→ **DIRECTIVE**: Transcribe the records below exactly as they appear, omitting any pictures.

(Data items)
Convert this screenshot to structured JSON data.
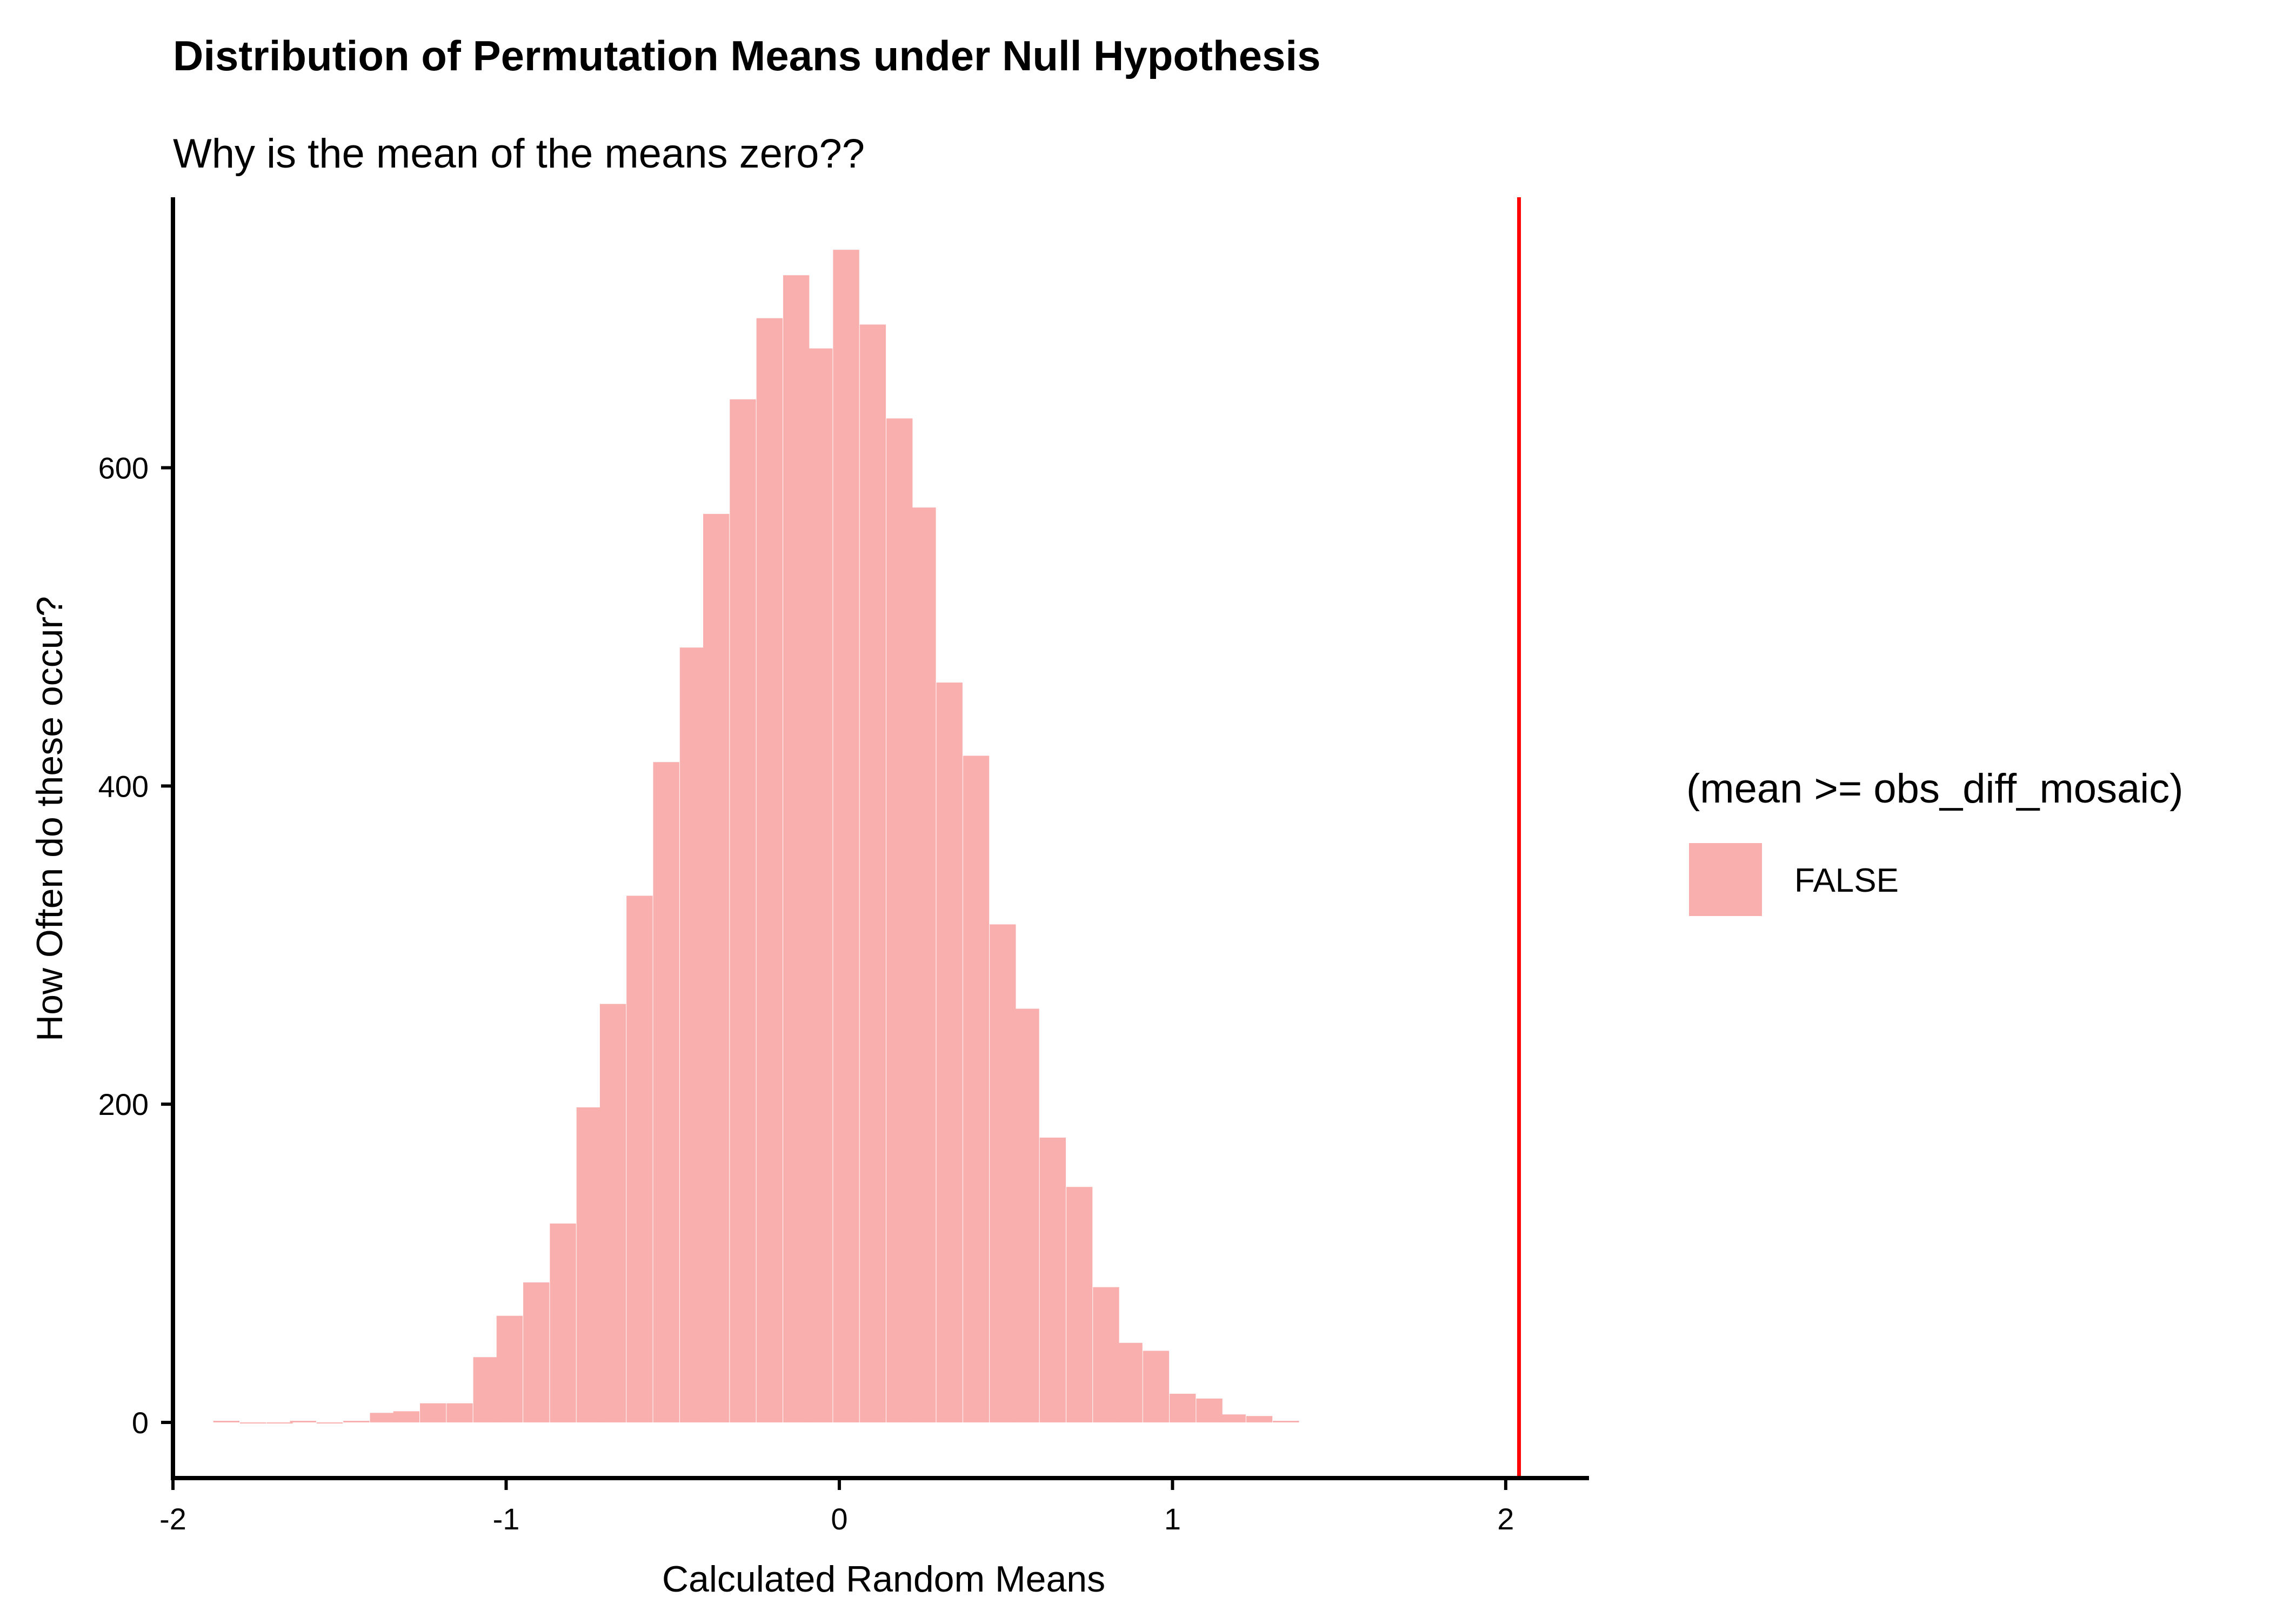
{
  "chart_data": {
    "type": "bar",
    "title": "Distribution of Permutation Means under Null Hypothesis",
    "subtitle": "Why is the mean of the means zero??",
    "xlabel": "Calculated Random Means",
    "ylabel": "How Often do these occur?",
    "xlim": [
      -2.0,
      2.25
    ],
    "ylim": [
      -35,
      770
    ],
    "xticks": [
      -2,
      -1,
      0,
      1,
      2
    ],
    "yticks": [
      0,
      200,
      400,
      600
    ],
    "grid": false,
    "legend": {
      "title": "(mean >= obs_diff_mosaic)",
      "placement": "right",
      "entries": [
        {
          "label": "FALSE",
          "color": "#F8AFAE"
        }
      ]
    },
    "vline": {
      "x": 2.04,
      "color": "#FF0000"
    },
    "colors": {
      "bars": "#F8AFAE",
      "vline": "#FF0000",
      "axis": "#000000"
    },
    "bins": [
      {
        "x": -1.84,
        "y": 1
      },
      {
        "x": -1.76,
        "y": 0
      },
      {
        "x": -1.68,
        "y": 0
      },
      {
        "x": -1.61,
        "y": 1
      },
      {
        "x": -1.53,
        "y": 0
      },
      {
        "x": -1.45,
        "y": 1
      },
      {
        "x": -1.37,
        "y": 6
      },
      {
        "x": -1.3,
        "y": 7
      },
      {
        "x": -1.22,
        "y": 12
      },
      {
        "x": -1.14,
        "y": 12
      },
      {
        "x": -1.06,
        "y": 41
      },
      {
        "x": -0.99,
        "y": 67
      },
      {
        "x": -0.91,
        "y": 88
      },
      {
        "x": -0.83,
        "y": 125
      },
      {
        "x": -0.75,
        "y": 198
      },
      {
        "x": -0.68,
        "y": 263
      },
      {
        "x": -0.6,
        "y": 331
      },
      {
        "x": -0.52,
        "y": 415
      },
      {
        "x": -0.44,
        "y": 487
      },
      {
        "x": -0.37,
        "y": 571
      },
      {
        "x": -0.29,
        "y": 643
      },
      {
        "x": -0.21,
        "y": 694
      },
      {
        "x": -0.13,
        "y": 721
      },
      {
        "x": -0.06,
        "y": 675
      },
      {
        "x": 0.02,
        "y": 737
      },
      {
        "x": 0.1,
        "y": 690
      },
      {
        "x": 0.18,
        "y": 631
      },
      {
        "x": 0.25,
        "y": 575
      },
      {
        "x": 0.33,
        "y": 465
      },
      {
        "x": 0.41,
        "y": 419
      },
      {
        "x": 0.49,
        "y": 313
      },
      {
        "x": 0.56,
        "y": 260
      },
      {
        "x": 0.64,
        "y": 179
      },
      {
        "x": 0.72,
        "y": 148
      },
      {
        "x": 0.8,
        "y": 85
      },
      {
        "x": 0.87,
        "y": 50
      },
      {
        "x": 0.95,
        "y": 45
      },
      {
        "x": 1.03,
        "y": 18
      },
      {
        "x": 1.11,
        "y": 15
      },
      {
        "x": 1.18,
        "y": 5
      },
      {
        "x": 1.26,
        "y": 4
      },
      {
        "x": 1.34,
        "y": 1
      }
    ],
    "binwidth": 0.0775
  }
}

→ **EXERCISE ANSWER**:
Convert this screenshot to structured JSON data.
{
  "chart_data": {
    "type": "bar",
    "title": "Distribution of Permutation Means under Null Hypothesis",
    "subtitle": "Why is the mean of the means zero??",
    "xlabel": "Calculated Random Means",
    "ylabel": "How Often do these occur?",
    "xlim": [
      -2.0,
      2.25
    ],
    "ylim": [
      -35,
      770
    ],
    "xticks": [
      -2,
      -1,
      0,
      1,
      2
    ],
    "yticks": [
      0,
      200,
      400,
      600
    ],
    "grid": false,
    "legend": {
      "title": "(mean >= obs_diff_mosaic)",
      "placement": "right",
      "entries": [
        {
          "label": "FALSE",
          "color": "#F8AFAE"
        }
      ]
    },
    "vline": {
      "x": 2.04,
      "color": "#FF0000"
    },
    "colors": {
      "bars": "#F8AFAE",
      "vline": "#FF0000",
      "axis": "#000000"
    },
    "bins": [
      {
        "x": -1.84,
        "y": 1
      },
      {
        "x": -1.76,
        "y": 0
      },
      {
        "x": -1.68,
        "y": 0
      },
      {
        "x": -1.61,
        "y": 1
      },
      {
        "x": -1.53,
        "y": 0
      },
      {
        "x": -1.45,
        "y": 1
      },
      {
        "x": -1.37,
        "y": 6
      },
      {
        "x": -1.3,
        "y": 7
      },
      {
        "x": -1.22,
        "y": 12
      },
      {
        "x": -1.14,
        "y": 12
      },
      {
        "x": -1.06,
        "y": 41
      },
      {
        "x": -0.99,
        "y": 67
      },
      {
        "x": -0.91,
        "y": 88
      },
      {
        "x": -0.83,
        "y": 125
      },
      {
        "x": -0.75,
        "y": 198
      },
      {
        "x": -0.68,
        "y": 263
      },
      {
        "x": -0.6,
        "y": 331
      },
      {
        "x": -0.52,
        "y": 415
      },
      {
        "x": -0.44,
        "y": 487
      },
      {
        "x": -0.37,
        "y": 571
      },
      {
        "x": -0.29,
        "y": 643
      },
      {
        "x": -0.21,
        "y": 694
      },
      {
        "x": -0.13,
        "y": 721
      },
      {
        "x": -0.06,
        "y": 675
      },
      {
        "x": 0.02,
        "y": 737
      },
      {
        "x": 0.1,
        "y": 690
      },
      {
        "x": 0.18,
        "y": 631
      },
      {
        "x": 0.25,
        "y": 575
      },
      {
        "x": 0.33,
        "y": 465
      },
      {
        "x": 0.41,
        "y": 419
      },
      {
        "x": 0.49,
        "y": 313
      },
      {
        "x": 0.56,
        "y": 260
      },
      {
        "x": 0.64,
        "y": 179
      },
      {
        "x": 0.72,
        "y": 148
      },
      {
        "x": 0.8,
        "y": 85
      },
      {
        "x": 0.87,
        "y": 50
      },
      {
        "x": 0.95,
        "y": 45
      },
      {
        "x": 1.03,
        "y": 18
      },
      {
        "x": 1.11,
        "y": 15
      },
      {
        "x": 1.18,
        "y": 5
      },
      {
        "x": 1.26,
        "y": 4
      },
      {
        "x": 1.34,
        "y": 1
      }
    ],
    "binwidth": 0.0775
  }
}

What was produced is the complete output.